TASK REQUIREMENTS — Count the rows below that contain the string "each", treating uppercase and lowercase as different, and give only the number.

======== SUPPLIED RECORDS ========

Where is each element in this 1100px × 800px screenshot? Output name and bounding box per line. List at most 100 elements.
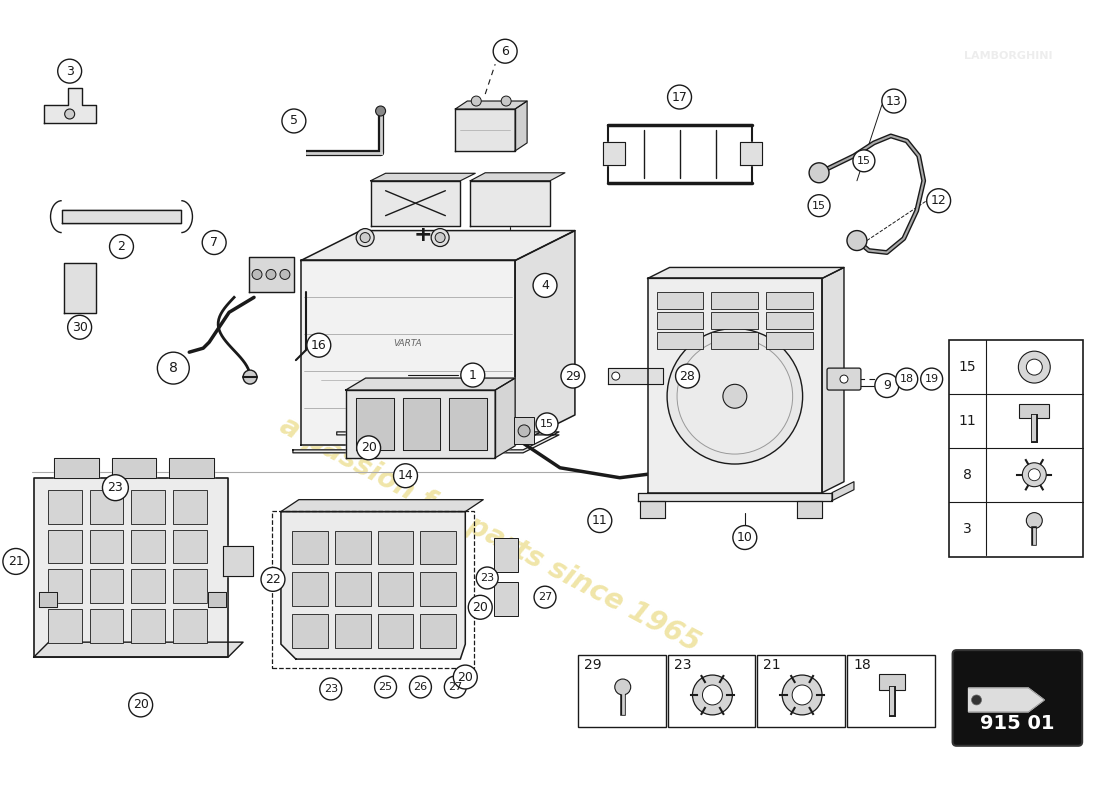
Circle shape bbox=[502, 96, 512, 106]
FancyBboxPatch shape bbox=[712, 292, 758, 310]
FancyBboxPatch shape bbox=[377, 530, 414, 565]
Polygon shape bbox=[648, 267, 844, 278]
Circle shape bbox=[971, 695, 981, 705]
FancyBboxPatch shape bbox=[89, 490, 123, 523]
FancyBboxPatch shape bbox=[1020, 404, 1049, 418]
Circle shape bbox=[926, 189, 950, 213]
Text: 2: 2 bbox=[118, 240, 125, 253]
Text: 15: 15 bbox=[812, 201, 826, 210]
Polygon shape bbox=[968, 688, 1044, 712]
FancyBboxPatch shape bbox=[657, 332, 704, 349]
Text: 29: 29 bbox=[565, 370, 581, 382]
Text: 3: 3 bbox=[964, 522, 972, 535]
FancyBboxPatch shape bbox=[420, 572, 456, 606]
FancyBboxPatch shape bbox=[89, 530, 123, 563]
Polygon shape bbox=[301, 230, 575, 261]
Circle shape bbox=[782, 675, 822, 715]
Circle shape bbox=[612, 372, 619, 380]
Circle shape bbox=[1026, 513, 1043, 529]
Polygon shape bbox=[345, 378, 515, 390]
Circle shape bbox=[703, 685, 723, 705]
Polygon shape bbox=[471, 181, 550, 226]
Circle shape bbox=[675, 364, 700, 388]
FancyBboxPatch shape bbox=[47, 610, 81, 643]
Circle shape bbox=[461, 363, 485, 387]
Circle shape bbox=[693, 675, 733, 715]
Text: 23: 23 bbox=[674, 658, 691, 672]
Circle shape bbox=[1026, 359, 1043, 375]
Circle shape bbox=[3, 549, 29, 574]
Polygon shape bbox=[515, 101, 527, 151]
Circle shape bbox=[469, 595, 492, 619]
Text: 8: 8 bbox=[169, 361, 178, 375]
FancyBboxPatch shape bbox=[292, 572, 328, 606]
Circle shape bbox=[1019, 351, 1050, 383]
Text: 10: 10 bbox=[737, 531, 752, 544]
Circle shape bbox=[261, 567, 285, 591]
Polygon shape bbox=[832, 482, 854, 501]
Polygon shape bbox=[455, 101, 527, 109]
Text: 20: 20 bbox=[361, 442, 376, 454]
Text: 30: 30 bbox=[72, 321, 88, 334]
Text: VARTA: VARTA bbox=[393, 339, 421, 348]
Text: 7: 7 bbox=[210, 236, 218, 249]
Circle shape bbox=[444, 676, 466, 698]
Circle shape bbox=[535, 586, 556, 608]
Circle shape bbox=[895, 368, 917, 390]
Circle shape bbox=[320, 678, 342, 700]
Polygon shape bbox=[169, 458, 214, 478]
FancyBboxPatch shape bbox=[174, 610, 207, 643]
Text: 8: 8 bbox=[964, 468, 972, 482]
FancyBboxPatch shape bbox=[420, 530, 456, 565]
Text: +: + bbox=[414, 225, 432, 245]
Circle shape bbox=[129, 693, 153, 717]
Circle shape bbox=[493, 39, 517, 63]
Circle shape bbox=[110, 234, 133, 258]
Polygon shape bbox=[495, 378, 515, 458]
FancyBboxPatch shape bbox=[827, 368, 861, 390]
FancyBboxPatch shape bbox=[712, 332, 758, 349]
Polygon shape bbox=[603, 142, 625, 166]
Circle shape bbox=[157, 352, 189, 384]
Text: 18: 18 bbox=[852, 658, 871, 672]
Polygon shape bbox=[638, 493, 832, 501]
FancyBboxPatch shape bbox=[657, 292, 704, 310]
Circle shape bbox=[476, 567, 498, 589]
FancyBboxPatch shape bbox=[132, 490, 165, 523]
Circle shape bbox=[356, 229, 374, 246]
Polygon shape bbox=[798, 501, 822, 518]
Polygon shape bbox=[64, 263, 96, 314]
Circle shape bbox=[847, 230, 867, 250]
Circle shape bbox=[587, 509, 612, 533]
FancyBboxPatch shape bbox=[879, 674, 905, 690]
FancyBboxPatch shape bbox=[47, 490, 81, 523]
Polygon shape bbox=[280, 512, 465, 659]
Polygon shape bbox=[39, 592, 57, 607]
Text: 26: 26 bbox=[414, 682, 428, 692]
Polygon shape bbox=[515, 230, 575, 445]
Text: 20: 20 bbox=[458, 670, 473, 683]
Circle shape bbox=[375, 676, 396, 698]
Circle shape bbox=[68, 315, 91, 339]
FancyBboxPatch shape bbox=[334, 530, 371, 565]
Circle shape bbox=[852, 150, 874, 172]
Circle shape bbox=[375, 106, 386, 116]
Text: 915 01: 915 01 bbox=[980, 714, 1055, 734]
Text: 25: 25 bbox=[378, 682, 393, 692]
Circle shape bbox=[723, 384, 747, 408]
FancyBboxPatch shape bbox=[334, 614, 371, 648]
Text: 27: 27 bbox=[448, 682, 462, 692]
Circle shape bbox=[667, 329, 803, 464]
Text: 11: 11 bbox=[959, 414, 977, 428]
Circle shape bbox=[678, 338, 793, 454]
Polygon shape bbox=[44, 88, 96, 123]
FancyBboxPatch shape bbox=[657, 312, 704, 330]
Circle shape bbox=[394, 464, 418, 488]
FancyBboxPatch shape bbox=[514, 417, 535, 444]
FancyBboxPatch shape bbox=[89, 570, 123, 603]
Circle shape bbox=[202, 230, 227, 254]
Text: 12: 12 bbox=[931, 194, 946, 207]
Circle shape bbox=[840, 375, 848, 383]
Polygon shape bbox=[280, 500, 483, 512]
FancyBboxPatch shape bbox=[174, 490, 207, 523]
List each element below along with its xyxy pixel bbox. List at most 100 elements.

========

CORRECT RESPONSE — 2